▶ **To do**:
Tally how many lines of these entries hold the string "people". Return the number alone.
━━━ Records supplied ━━━
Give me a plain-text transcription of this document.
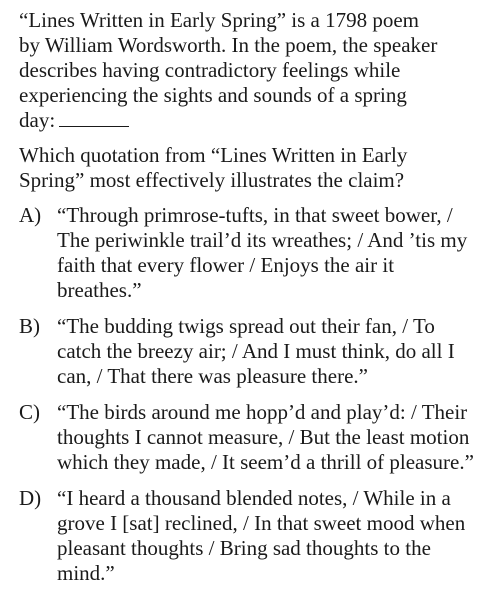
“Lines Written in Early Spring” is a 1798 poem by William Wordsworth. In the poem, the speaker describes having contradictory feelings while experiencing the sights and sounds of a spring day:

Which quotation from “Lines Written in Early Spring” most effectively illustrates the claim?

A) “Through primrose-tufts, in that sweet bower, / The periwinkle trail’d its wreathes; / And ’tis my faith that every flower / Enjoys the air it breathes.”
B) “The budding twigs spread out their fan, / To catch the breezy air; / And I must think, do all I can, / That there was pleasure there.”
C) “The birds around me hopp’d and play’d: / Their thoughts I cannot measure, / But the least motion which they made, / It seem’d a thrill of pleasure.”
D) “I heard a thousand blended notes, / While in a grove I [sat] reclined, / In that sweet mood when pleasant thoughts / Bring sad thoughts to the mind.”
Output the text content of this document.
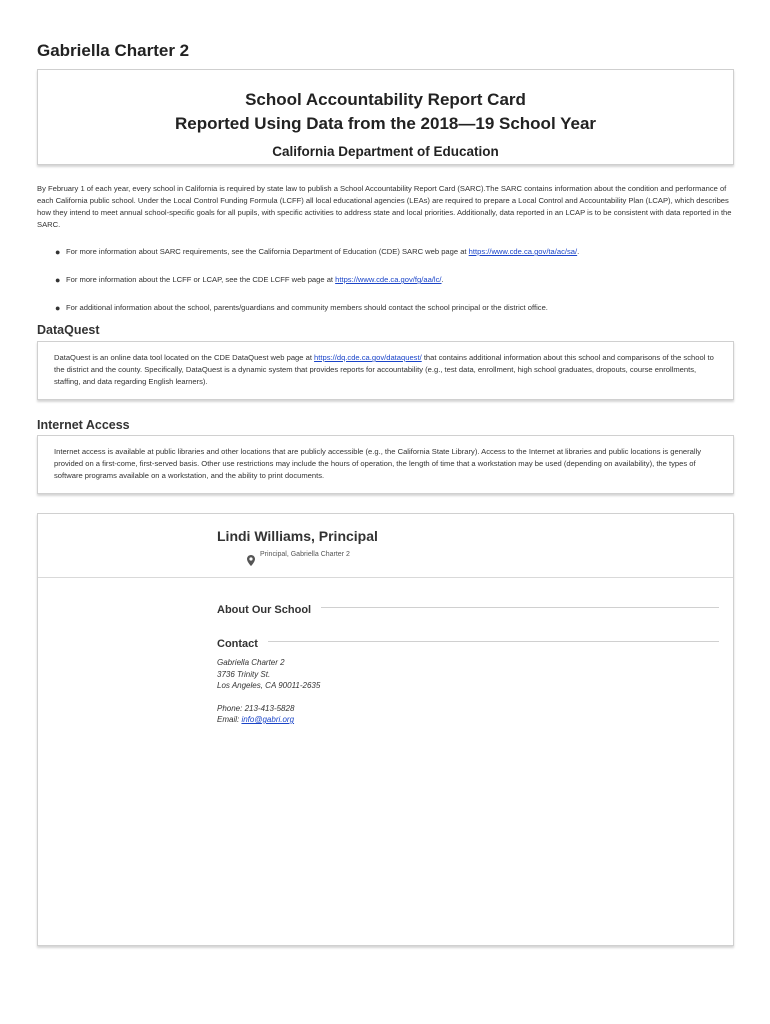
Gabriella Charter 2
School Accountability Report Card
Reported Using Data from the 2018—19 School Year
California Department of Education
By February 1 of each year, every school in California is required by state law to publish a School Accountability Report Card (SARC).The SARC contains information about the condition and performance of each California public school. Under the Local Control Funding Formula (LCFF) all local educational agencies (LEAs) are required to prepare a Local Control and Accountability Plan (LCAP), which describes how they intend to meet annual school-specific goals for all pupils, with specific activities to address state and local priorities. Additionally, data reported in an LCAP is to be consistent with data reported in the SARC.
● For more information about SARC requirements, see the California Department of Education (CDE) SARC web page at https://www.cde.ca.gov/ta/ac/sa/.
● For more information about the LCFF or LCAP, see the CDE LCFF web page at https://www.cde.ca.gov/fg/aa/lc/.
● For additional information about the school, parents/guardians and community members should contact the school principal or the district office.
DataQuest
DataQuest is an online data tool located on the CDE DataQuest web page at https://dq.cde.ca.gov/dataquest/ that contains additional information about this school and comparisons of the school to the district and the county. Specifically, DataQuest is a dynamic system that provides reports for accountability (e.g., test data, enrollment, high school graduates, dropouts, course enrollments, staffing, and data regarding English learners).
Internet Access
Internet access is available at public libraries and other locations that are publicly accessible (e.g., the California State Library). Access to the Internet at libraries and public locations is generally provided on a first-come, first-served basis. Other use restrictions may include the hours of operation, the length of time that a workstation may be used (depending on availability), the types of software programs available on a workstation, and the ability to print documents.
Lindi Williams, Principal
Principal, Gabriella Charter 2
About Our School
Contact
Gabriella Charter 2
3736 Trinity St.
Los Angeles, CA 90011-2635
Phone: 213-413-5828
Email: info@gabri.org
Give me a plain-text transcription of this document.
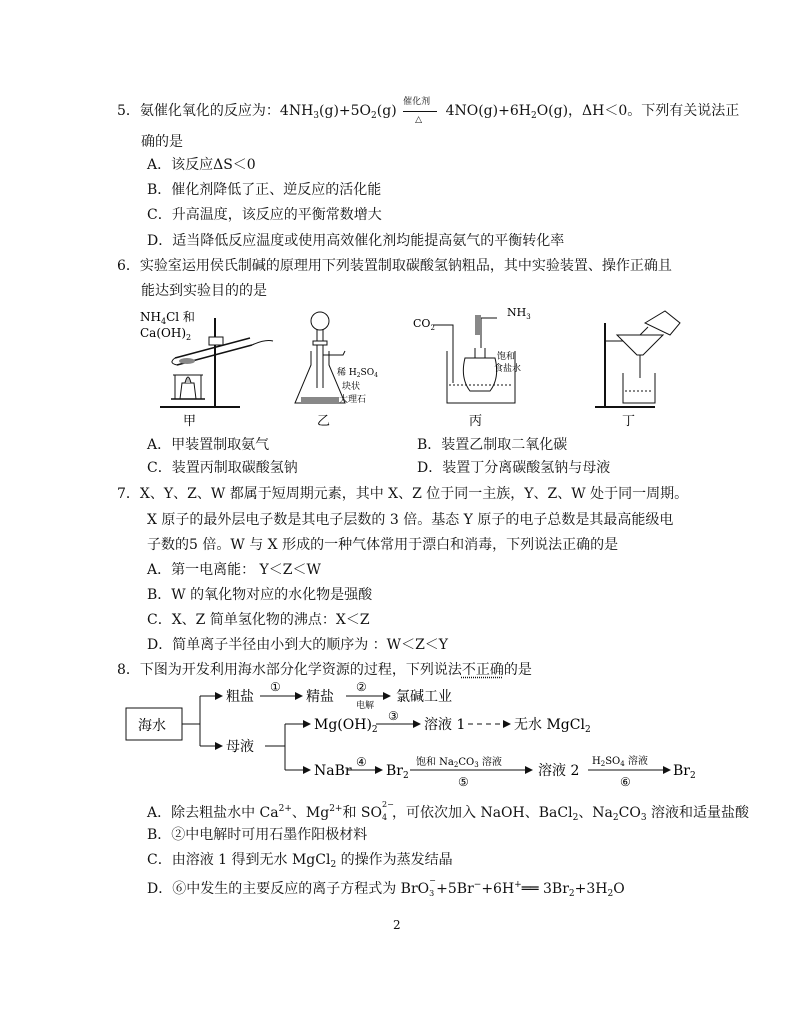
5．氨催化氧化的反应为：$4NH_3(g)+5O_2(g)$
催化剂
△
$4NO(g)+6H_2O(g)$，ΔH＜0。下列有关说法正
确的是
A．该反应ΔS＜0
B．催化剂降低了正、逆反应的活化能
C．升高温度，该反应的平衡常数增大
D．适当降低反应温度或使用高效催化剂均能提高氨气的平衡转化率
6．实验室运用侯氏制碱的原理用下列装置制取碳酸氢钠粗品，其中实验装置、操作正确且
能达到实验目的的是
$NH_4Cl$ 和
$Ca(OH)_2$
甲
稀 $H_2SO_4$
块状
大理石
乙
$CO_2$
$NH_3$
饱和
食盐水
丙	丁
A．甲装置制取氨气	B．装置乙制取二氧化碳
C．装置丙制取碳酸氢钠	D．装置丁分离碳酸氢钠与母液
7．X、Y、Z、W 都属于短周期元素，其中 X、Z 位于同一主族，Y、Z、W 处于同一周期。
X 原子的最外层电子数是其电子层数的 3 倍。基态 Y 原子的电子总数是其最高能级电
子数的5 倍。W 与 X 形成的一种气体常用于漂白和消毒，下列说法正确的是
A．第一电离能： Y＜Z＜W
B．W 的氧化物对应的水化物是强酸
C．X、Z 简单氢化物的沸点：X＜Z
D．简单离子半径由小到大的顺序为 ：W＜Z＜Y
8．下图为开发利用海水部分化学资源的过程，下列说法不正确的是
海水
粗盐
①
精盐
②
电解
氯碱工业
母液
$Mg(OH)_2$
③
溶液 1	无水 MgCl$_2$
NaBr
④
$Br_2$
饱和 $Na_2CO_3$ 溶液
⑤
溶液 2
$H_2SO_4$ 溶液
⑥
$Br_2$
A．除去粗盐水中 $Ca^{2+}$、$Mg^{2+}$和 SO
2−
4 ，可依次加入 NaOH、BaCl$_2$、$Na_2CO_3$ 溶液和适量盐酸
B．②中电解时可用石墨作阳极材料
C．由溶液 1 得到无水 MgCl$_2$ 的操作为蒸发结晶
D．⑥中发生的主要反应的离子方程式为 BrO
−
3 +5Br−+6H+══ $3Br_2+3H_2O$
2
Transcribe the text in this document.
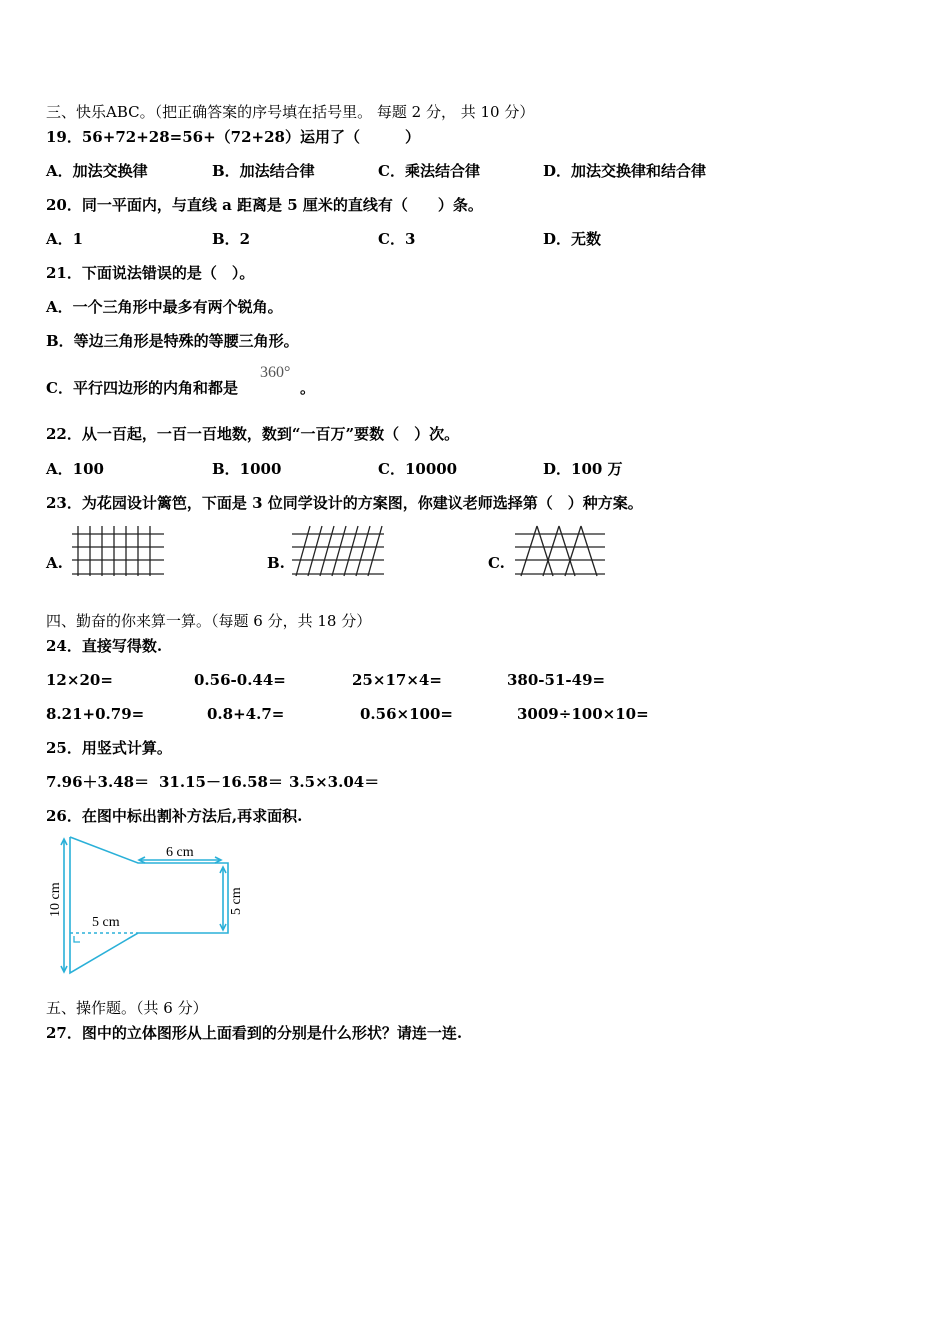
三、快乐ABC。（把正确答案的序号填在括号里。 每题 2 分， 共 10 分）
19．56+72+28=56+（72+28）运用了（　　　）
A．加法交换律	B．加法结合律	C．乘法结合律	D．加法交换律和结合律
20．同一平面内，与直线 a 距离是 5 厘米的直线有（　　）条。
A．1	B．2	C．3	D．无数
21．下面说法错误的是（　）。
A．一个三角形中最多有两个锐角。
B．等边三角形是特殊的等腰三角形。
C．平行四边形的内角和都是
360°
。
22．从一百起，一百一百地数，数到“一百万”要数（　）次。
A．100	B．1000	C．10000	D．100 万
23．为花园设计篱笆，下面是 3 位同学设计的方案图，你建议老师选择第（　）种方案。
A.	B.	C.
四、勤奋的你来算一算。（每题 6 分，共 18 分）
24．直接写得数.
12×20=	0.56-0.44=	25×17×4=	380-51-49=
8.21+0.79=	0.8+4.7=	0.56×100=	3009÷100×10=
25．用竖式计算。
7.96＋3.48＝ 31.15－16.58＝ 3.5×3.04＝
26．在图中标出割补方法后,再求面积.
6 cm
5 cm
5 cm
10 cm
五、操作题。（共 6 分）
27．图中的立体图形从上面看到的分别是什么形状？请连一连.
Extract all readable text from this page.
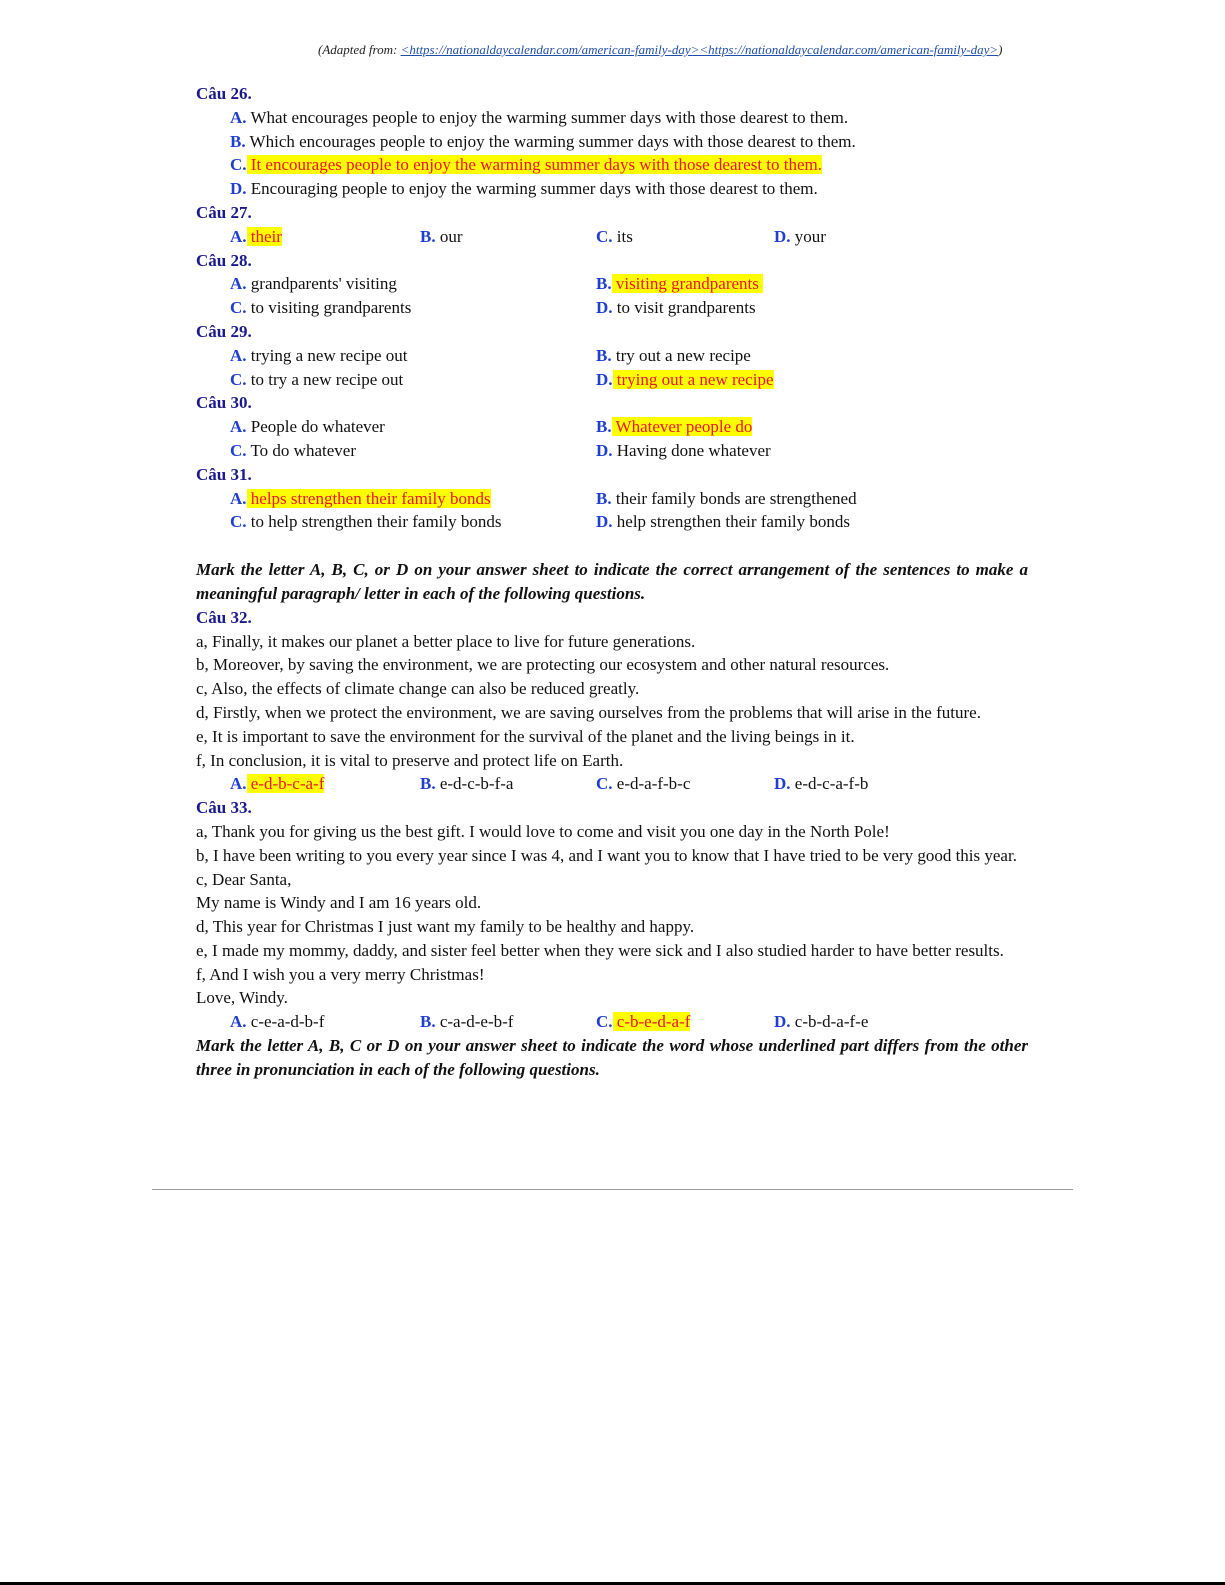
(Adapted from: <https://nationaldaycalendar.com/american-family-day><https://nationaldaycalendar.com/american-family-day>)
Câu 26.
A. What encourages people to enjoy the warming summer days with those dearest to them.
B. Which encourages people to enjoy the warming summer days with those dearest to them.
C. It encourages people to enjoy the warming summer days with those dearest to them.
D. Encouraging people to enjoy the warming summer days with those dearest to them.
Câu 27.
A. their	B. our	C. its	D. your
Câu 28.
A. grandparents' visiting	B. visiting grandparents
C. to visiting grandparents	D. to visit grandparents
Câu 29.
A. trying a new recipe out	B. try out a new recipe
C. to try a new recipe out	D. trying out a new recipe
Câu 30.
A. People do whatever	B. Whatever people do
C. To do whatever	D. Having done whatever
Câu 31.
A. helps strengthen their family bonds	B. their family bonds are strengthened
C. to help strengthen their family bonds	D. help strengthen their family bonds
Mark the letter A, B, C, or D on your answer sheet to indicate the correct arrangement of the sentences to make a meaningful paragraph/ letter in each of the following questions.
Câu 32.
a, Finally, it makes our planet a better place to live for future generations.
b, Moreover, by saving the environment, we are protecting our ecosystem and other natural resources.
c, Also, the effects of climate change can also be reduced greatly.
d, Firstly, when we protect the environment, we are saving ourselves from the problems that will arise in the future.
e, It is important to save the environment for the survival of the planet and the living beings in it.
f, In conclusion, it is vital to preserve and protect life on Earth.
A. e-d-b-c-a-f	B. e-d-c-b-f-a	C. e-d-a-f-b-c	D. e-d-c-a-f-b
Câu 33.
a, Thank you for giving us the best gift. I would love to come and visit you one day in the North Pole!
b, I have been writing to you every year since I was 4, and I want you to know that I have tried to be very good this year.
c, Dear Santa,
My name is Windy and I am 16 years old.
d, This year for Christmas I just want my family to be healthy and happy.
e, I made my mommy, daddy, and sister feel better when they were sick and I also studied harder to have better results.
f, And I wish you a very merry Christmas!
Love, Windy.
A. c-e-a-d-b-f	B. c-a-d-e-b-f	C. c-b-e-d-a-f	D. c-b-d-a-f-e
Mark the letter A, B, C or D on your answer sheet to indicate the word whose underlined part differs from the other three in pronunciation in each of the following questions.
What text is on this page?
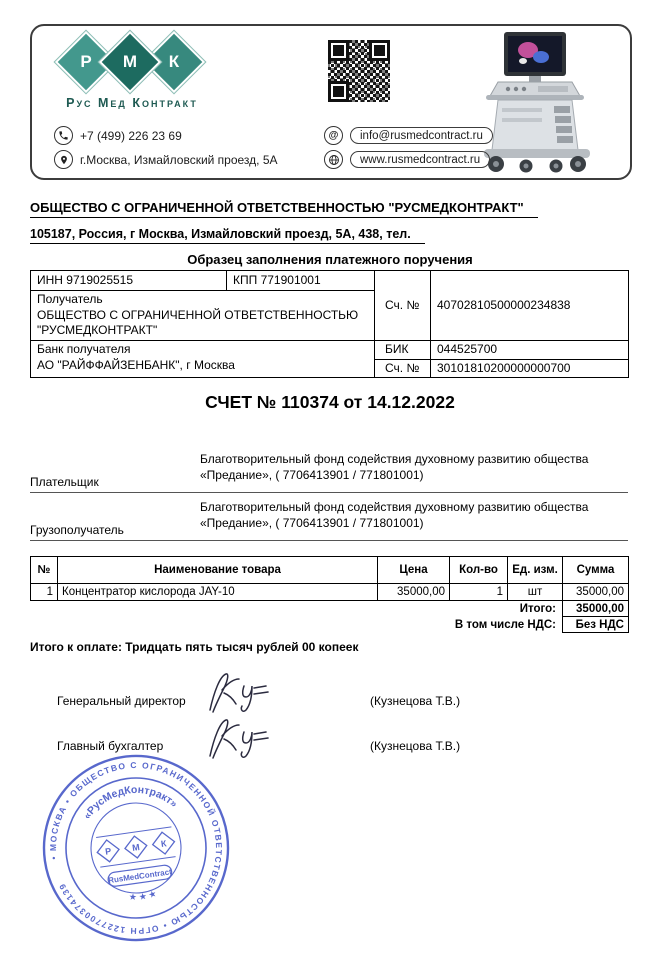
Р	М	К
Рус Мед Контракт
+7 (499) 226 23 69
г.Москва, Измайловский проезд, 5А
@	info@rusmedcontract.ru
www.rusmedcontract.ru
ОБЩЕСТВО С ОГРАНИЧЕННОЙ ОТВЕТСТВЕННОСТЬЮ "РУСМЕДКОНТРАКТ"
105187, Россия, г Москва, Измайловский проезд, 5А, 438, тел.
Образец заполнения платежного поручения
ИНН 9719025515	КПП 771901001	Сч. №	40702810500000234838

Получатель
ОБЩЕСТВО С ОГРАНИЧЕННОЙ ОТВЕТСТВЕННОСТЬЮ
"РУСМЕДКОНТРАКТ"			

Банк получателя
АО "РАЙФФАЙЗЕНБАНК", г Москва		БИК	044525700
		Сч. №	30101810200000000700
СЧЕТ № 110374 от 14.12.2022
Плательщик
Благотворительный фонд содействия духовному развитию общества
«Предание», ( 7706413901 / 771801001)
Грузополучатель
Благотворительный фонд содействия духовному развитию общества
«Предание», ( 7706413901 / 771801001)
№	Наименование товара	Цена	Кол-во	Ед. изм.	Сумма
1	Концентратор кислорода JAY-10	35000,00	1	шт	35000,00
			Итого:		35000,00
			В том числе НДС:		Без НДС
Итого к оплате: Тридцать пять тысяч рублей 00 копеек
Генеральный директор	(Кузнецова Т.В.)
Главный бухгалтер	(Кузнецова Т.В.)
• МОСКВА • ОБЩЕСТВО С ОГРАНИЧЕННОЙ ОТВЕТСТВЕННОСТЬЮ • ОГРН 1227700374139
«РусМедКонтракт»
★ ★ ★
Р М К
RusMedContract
━━━
▶ **Result below**:
5